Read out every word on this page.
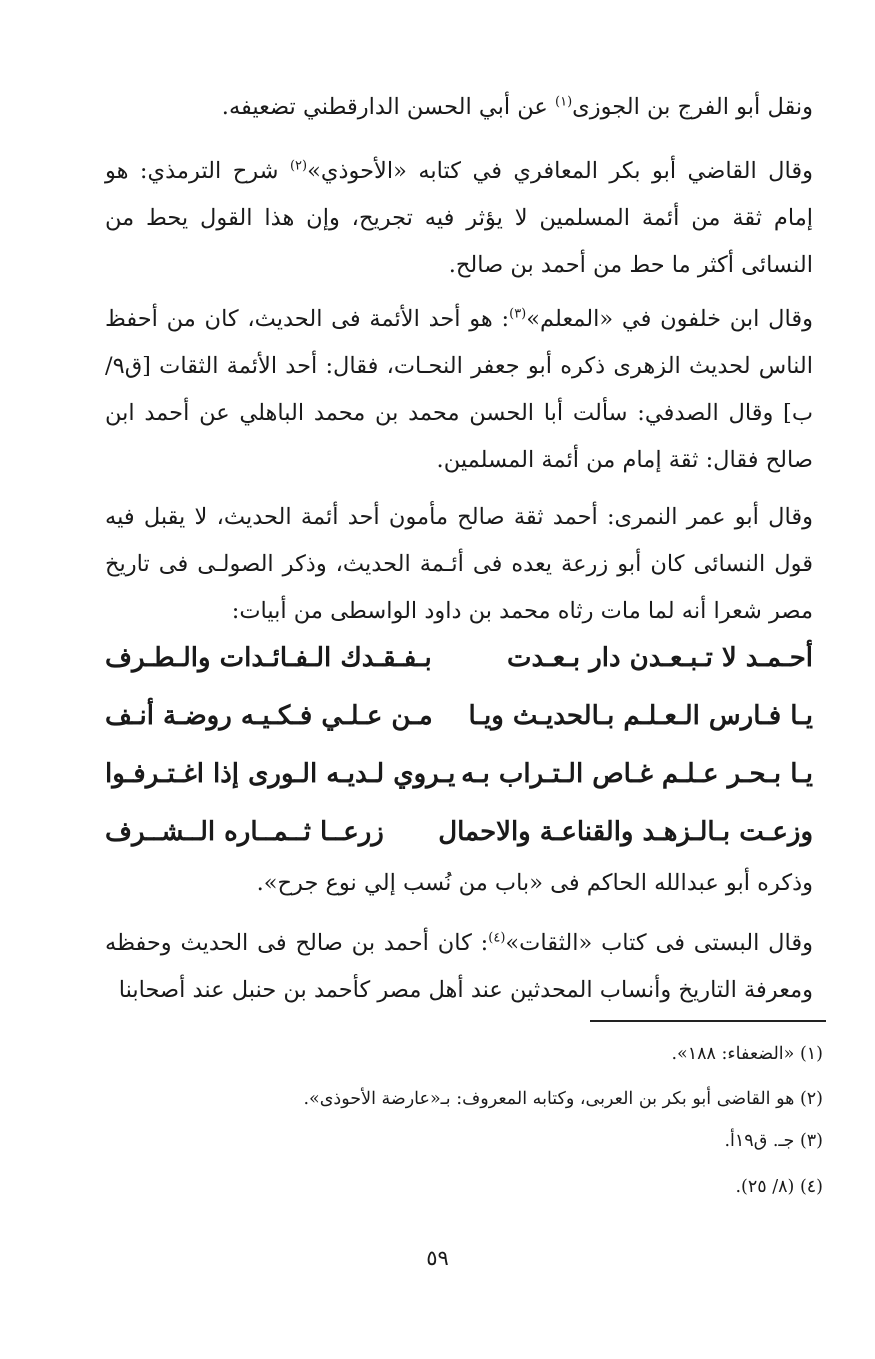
ونقل أبو الفرج بن الجوزى$^{(١)}$ عن أبي الحسن الدارقطني تضعيفه.

وقال القاضي أبو بكر المعافري في كتابه «الأحوذي»$^{(٢)}$ شرح الترمذي: هو إمام ثقة من أئمة المسلمين لا يؤثر فيه تجريح، وإن هذا القول يحط من النسائى أكثر ما حط من أحمد بن صالح.

وقال ابن خلفون في «المعلم»$^{(٣)}$: هو أحد الأئمة فى الحديث، كان من أحفظ الناس لحديث الزهرى ذكره أبو جعفر النحـات، فقال: أحد الأئمة الثقات [ق٩/ ب] وقال الصدفي: سألت أبا الحسن محمد بن محمد الباهلي عن أحمد ابن صالح فقال: ثقة إمام من أئمة المسلمين.

وقال أبو عمر النمرى: أحمد ثقة صالح مأمون أحد أئمة الحديث، لا يقبل فيه قول النسائى كان أبو زرعة يعده فى أئـمة الحديث، وذكر الصولـى فى تاريخ مصر شعرا أنه لما مات رثاه محمد بن داود الواسطى من أبيات:

أحـمـد لا تـبـعـدن دار بـعـدت
بـفـقـدك الـفـائـدات والـطـرف
يـا فـارس الـعـلـم بـالحديـث ويـا
مـن عـلـي فـكـيـه روضـة أنـف
يـا بـحـر عـلـم غـاص الـتـراب بـه
يـروي لـديـه الـورى إذا اغـتـرفـوا
وزعـت بـالـزهـد والقناعـة والاحمال
زرعــا ثــمــاره الــشــرف

وذكره أبو عبدالله الحاكم فى «باب من نُسب إلي نوع جرح».

وقال البستى فى كتاب «الثقات»$^{(٤)}$: كان أحمد بن صالح فى الحديث وحفظه ومعرفة التاريخ وأنساب المحدثين عند أهل مصر كأحمد بن حنبل عند أصحابنا

(١) «الضعفاء: ١٨٨».
(٢) هو القاضى أبو بكر بن العربى، وكتابه المعروف: بـ«عارضة الأحوذى».
(٣) جـ. ق١٩أ.
(٤) (٨/ ٢٥).
٥٩
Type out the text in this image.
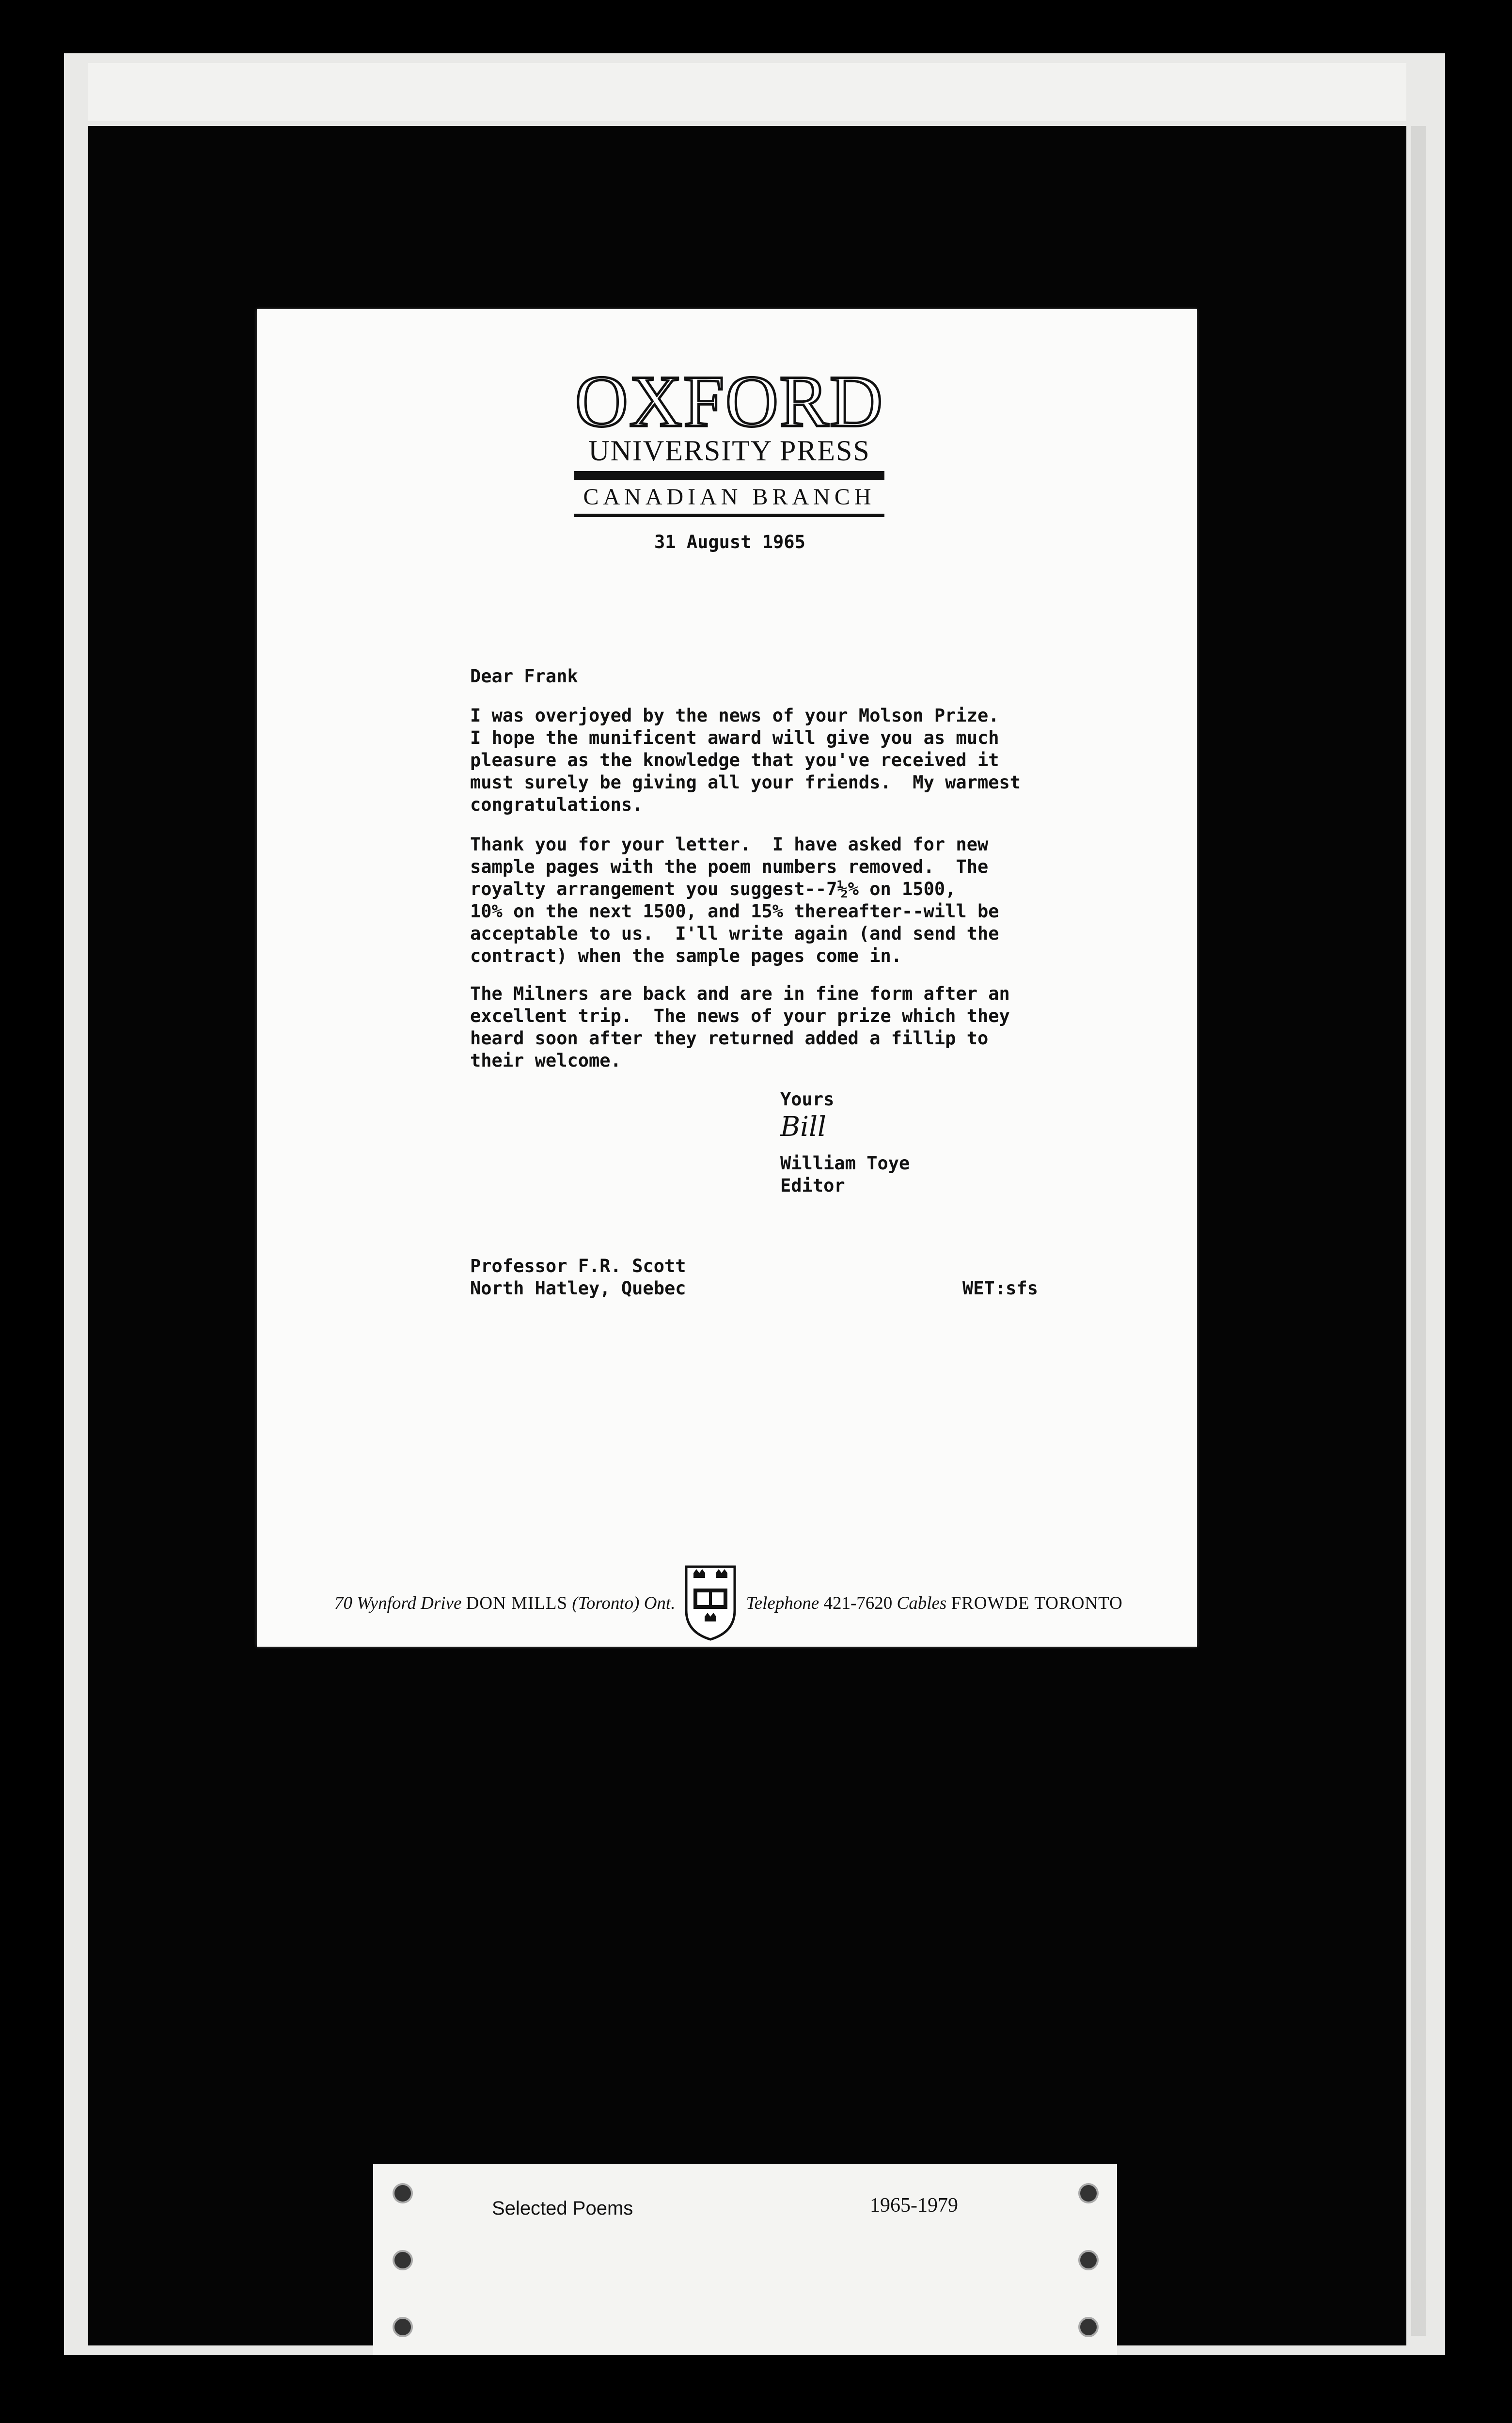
OXFORD
UNIVERSITY PRESS
CANADIAN BRANCH
31 August 1965
Dear Frank
I was overjoyed by the news of your Molson Prize.
I hope the munificent award will give you as much
pleasure as the knowledge that you've received it
must surely be giving all your friends.  My warmest
congratulations.
Thank you for your letter.  I have asked for new
sample pages with the poem numbers removed.  The
royalty arrangement you suggest--7½% on 1500,
10% on the next 1500, and 15% thereafter--will be
acceptable to us.  I'll write again (and send the
contract) when the sample pages come in.
The Milners are back and are in fine form after an
excellent trip.  The news of your prize which they
heard soon after they returned added a fillip to
their welcome.
Yours
Bill
William Toye
Editor
Professor F.R. Scott
North Hatley, Quebec	WET:sfs
70 Wynford Drive DON MILLS (Toronto) Ont.	Telephone 421-7620 Cables FROWDE TORONTO
Selected Poems	1965-1979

-.-.-

▶ [What to work on] The records above need to be restated word for word, with the pictures left out.

▶ [Response]
Read out every word on this page.
ونقل أبو الفرج بن الجوزى$^{(١)}$ عن أبي الحسن الدارقطني تضعيفه.

وقال القاضي أبو بكر المعافري في كتابه «الأحوذي»$^{(٢)}$ شرح الترمذي: هو إمام ثقة من أئمة المسلمين لا يؤثر فيه تجريح، وإن هذا القول يحط من النسائى أكثر ما حط من أحمد بن صالح.

وقال ابن خلفون في «المعلم»$^{(٣)}$: هو أحد الأئمة فى الحديث، كان من أحفظ الناس لحديث الزهرى ذكره أبو جعفر النحـات، فقال: أحد الأئمة الثقات [ق٩/ ب] وقال الصدفي: سألت أبا الحسن محمد بن محمد الباهلي عن أحمد ابن صالح فقال: ثقة إمام من أئمة المسلمين.

وقال أبو عمر النمرى: أحمد ثقة صالح مأمون أحد أئمة الحديث، لا يقبل فيه قول النسائى كان أبو زرعة يعده فى أئـمة الحديث، وذكر الصولـى فى تاريخ مصر شعرا أنه لما مات رثاه محمد بن داود الواسطى من أبيات:

أحـمـد لا تـبـعـدن دار بـعـدت
بـفـقـدك الـفـائـدات والـطـرف
يـا فـارس الـعـلـم بـالحديـث ويـا
مـن عـلـي فـكـيـه روضـة أنـف
يـا بـحـر عـلـم غـاص الـتـراب بـه
يـروي لـديـه الـورى إذا اغـتـرفـوا
وزعـت بـالـزهـد والقناعـة والاحمال
زرعــا ثــمــاره الــشــرف

وذكره أبو عبدالله الحاكم فى «باب من نُسب إلي نوع جرح».

وقال البستى فى كتاب «الثقات»$^{(٤)}$: كان أحمد بن صالح فى الحديث وحفظه ومعرفة التاريخ وأنساب المحدثين عند أهل مصر كأحمد بن حنبل عند أصحابنا

(١) «الضعفاء: ١٨٨».
(٢) هو القاضى أبو بكر بن العربى، وكتابه المعروف: بـ«عارضة الأحوذى».
(٣) جـ. ق١٩أ.
(٤) (٨/ ٢٥).
٥٩
Type out the text in this image.
OXFORD
UNIVERSITY PRESS
CANADIAN BRANCH
31 August 1965
Dear Frank
I was overjoyed by the news of your Molson Prize.
I hope the munificent award will give you as much
pleasure as the knowledge that you've received it
must surely be giving all your friends.  My warmest
congratulations.
Thank you for your letter.  I have asked for new
sample pages with the poem numbers removed.  The
royalty arrangement you suggest--7½% on 1500,
10% on the next 1500, and 15% thereafter--will be
acceptable to us.  I'll write again (and send the
contract) when the sample pages come in.
The Milners are back and are in fine form after an
excellent trip.  The news of your prize which they
heard soon after they returned added a fillip to
their welcome.
Yours
Bill
William Toye
Editor
Professor F.R. Scott
North Hatley, Quebec	WET:sfs
70 Wynford Drive DON MILLS (Toronto) Ont.	Telephone 421-7620 Cables FROWDE TORONTO
Selected Poems	1965-1979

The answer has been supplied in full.